● **Given problem**:
Pull out every line of the items below that contains the word "context". Case matters.

──────

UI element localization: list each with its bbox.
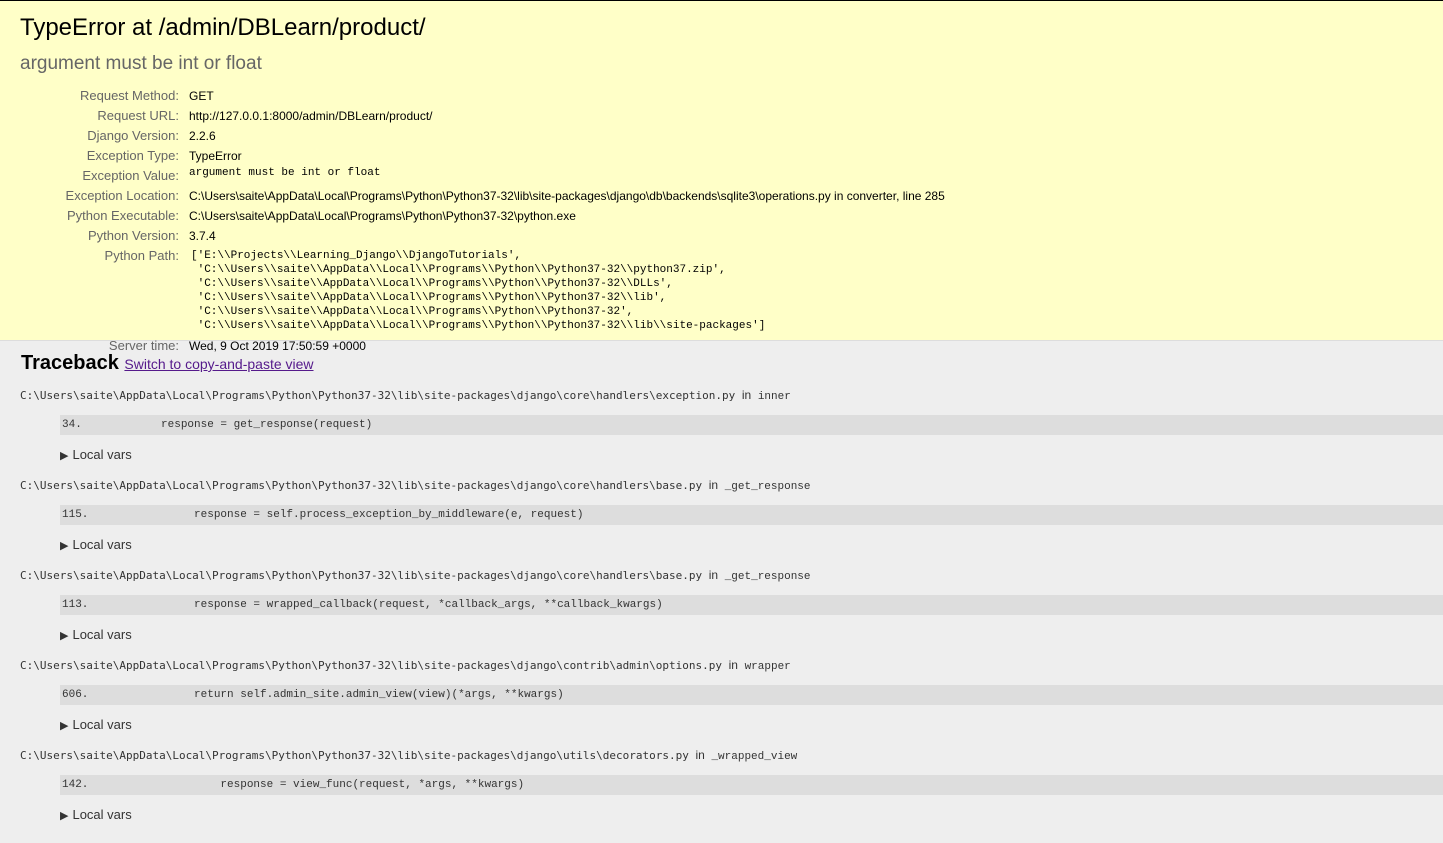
meta-label: Python Path: xyxy=(104,248,179,263)
meta-value: TypeError xyxy=(189,149,242,163)
frame-filename: C:\Users\saite\AppData\Local\Programs\Py… xyxy=(20,387,1423,405)
traceback-heading: Traceback Switch to copy-and-paste view xyxy=(21,351,1423,376)
in-word: in xyxy=(728,658,738,672)
local-vars-label: Local vars xyxy=(72,447,132,462)
triangle-right-icon: ▶ xyxy=(60,810,69,822)
traceback-frame: C:\Users\saite\AppData\Local\Programs\Py… xyxy=(20,567,1443,646)
copy-paste-view-link[interactable]: Switch to copy-and-paste view xyxy=(124,356,313,372)
traceback-title: Traceback xyxy=(21,352,119,374)
context-line[interactable]: 115. response = self.process_exception_b… xyxy=(60,505,1443,525)
meta-row-django-version: Django Version: 2.2.6 xyxy=(20,126,945,146)
local-vars-label: Local vars xyxy=(72,627,132,642)
meta-label: Exception Location: xyxy=(65,188,179,203)
frame-function: _wrapped_view xyxy=(711,751,798,763)
meta-value: 3.7.4 xyxy=(189,229,216,243)
frame-path: C:\Users\saite\AppData\Local\Programs\Py… xyxy=(20,389,736,402)
page-title: TypeError at /admin/DBLearn/product/ xyxy=(20,14,426,41)
in-word: in xyxy=(695,748,705,762)
meta-label: Python Version: xyxy=(87,228,179,243)
meta-row-request-url: Request URL: http://127.0.0.1:8000/admin… xyxy=(20,106,945,126)
context-line[interactable]: 606. return self.admin_site.admin_view(v… xyxy=(60,685,1443,705)
meta-label: Exception Value: xyxy=(82,168,179,183)
meta-label: Exception Type: xyxy=(86,148,179,163)
meta-row-python-version: Python Version: 3.7.4 xyxy=(20,226,945,246)
meta-label: Python Executable: xyxy=(66,208,179,223)
traceback-frame: C:\Users\saite\AppData\Local\Programs\Py… xyxy=(20,477,1443,556)
meta-row-python-executable: Python Executable: C:\Users\saite\AppDat… xyxy=(20,206,945,226)
request-meta-table: Request Method: GET Request URL: http://… xyxy=(20,86,945,356)
frame-filename: C:\Users\saite\AppData\Local\Programs\Py… xyxy=(20,477,1423,495)
local-vars-toggle[interactable]: ▶ Local vars xyxy=(60,535,1423,556)
frame-function: wrapper xyxy=(744,661,791,673)
context-line[interactable]: 142. response = view_func(request, *args… xyxy=(60,775,1443,795)
frame-function: inner xyxy=(757,391,791,403)
frame-path: C:\Users\saite\AppData\Local\Programs\Py… xyxy=(20,749,689,762)
frame-filename: C:\Users\saite\AppData\Local\Programs\Py… xyxy=(20,747,1423,765)
meta-row-python-path: Python Path: ['E:\\Projects\\Learning_Dj… xyxy=(20,246,945,336)
triangle-right-icon: ▶ xyxy=(60,720,69,732)
frame-path: C:\Users\saite\AppData\Local\Programs\Py… xyxy=(20,479,703,492)
meta-value: ['E:\\Projects\\Learning_Django\\DjangoT… xyxy=(189,246,945,336)
frame-path: C:\Users\saite\AppData\Local\Programs\Py… xyxy=(20,569,703,582)
triangle-right-icon: ▶ xyxy=(60,450,69,462)
frame-filename: C:\Users\saite\AppData\Local\Programs\Py… xyxy=(20,657,1423,675)
local-vars-toggle[interactable]: ▶ Local vars xyxy=(60,805,1423,826)
meta-label: Request URL: xyxy=(97,108,179,123)
meta-value: C:\Users\saite\AppData\Local\Programs\Py… xyxy=(189,209,576,223)
triangle-right-icon: ▶ xyxy=(60,540,69,552)
in-word: in xyxy=(741,388,752,402)
meta-value: GET xyxy=(189,89,214,103)
meta-value: argument must be int or float xyxy=(189,167,381,179)
in-word: in xyxy=(708,568,719,582)
context-line[interactable]: 34. response = get_response(request) xyxy=(60,415,1443,435)
traceback-frame: C:\Users\saite\AppData\Local\Programs\Py… xyxy=(20,657,1443,736)
in-word: in xyxy=(708,478,719,492)
local-vars-label: Local vars xyxy=(72,807,132,822)
exception-subtitle: argument must be int or float xyxy=(20,53,262,74)
local-vars-label: Local vars xyxy=(72,537,132,552)
meta-label: Request Method: xyxy=(79,88,179,103)
frame-path: C:\Users\saite\AppData\Local\Programs\Py… xyxy=(20,659,722,672)
local-vars-toggle[interactable]: ▶ Local vars xyxy=(60,715,1423,736)
frame-filename: C:\Users\saite\AppData\Local\Programs\Py… xyxy=(20,567,1423,585)
traceback-frame: C:\Users\saite\AppData\Local\Programs\Py… xyxy=(20,747,1443,826)
meta-row-request-method: Request Method: GET xyxy=(20,86,945,106)
local-vars-label: Local vars xyxy=(72,717,132,732)
meta-value: 2.2.6 xyxy=(189,129,216,143)
frame-function: _get_response xyxy=(724,571,811,583)
frame-function: _get_response xyxy=(724,481,811,493)
meta-row-exception-value: Exception Value: argument must be int or… xyxy=(20,166,945,186)
meta-row-exception-location: Exception Location: C:\Users\saite\AppDa… xyxy=(20,186,945,206)
traceback-frame: C:\Users\saite\AppData\Local\Programs\Py… xyxy=(20,387,1443,466)
meta-value: http://127.0.0.1:8000/admin/DBLearn/prod… xyxy=(189,109,433,123)
meta-label: Django Version: xyxy=(87,128,179,143)
meta-value: C:\Users\saite\AppData\Local\Programs\Py… xyxy=(189,189,945,203)
meta-row-exception-type: Exception Type: TypeError xyxy=(20,146,945,166)
context-line[interactable]: 113. response = wrapped_callback(request… xyxy=(60,595,1443,615)
traceback-section: Traceback Switch to copy-and-paste view … xyxy=(0,341,1443,826)
local-vars-toggle[interactable]: ▶ Local vars xyxy=(60,625,1423,646)
triangle-right-icon: ▶ xyxy=(60,630,69,642)
local-vars-toggle[interactable]: ▶ Local vars xyxy=(60,445,1423,466)
python-path-list: ['E:\\Projects\\Learning_Django\\DjangoT… xyxy=(191,250,766,332)
error-summary: TypeError at /admin/DBLearn/product/ arg… xyxy=(0,0,1443,353)
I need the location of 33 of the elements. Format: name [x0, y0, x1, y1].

──────

● **Task output**:
context-line[interactable]: 115. response = self.process_exception_b… xyxy=(60,505,1443,525)
context-line[interactable]: 606. return self.admin_site.admin_view(v… xyxy=(60,685,1443,705)
context-line[interactable]: 142. response = view_func(request, *args… xyxy=(60,775,1443,795)
context-line[interactable]: 34. response = get_response(request) xyxy=(60,415,1443,435)
context-line[interactable]: 113. response = wrapped_callback(request… xyxy=(60,595,1443,615)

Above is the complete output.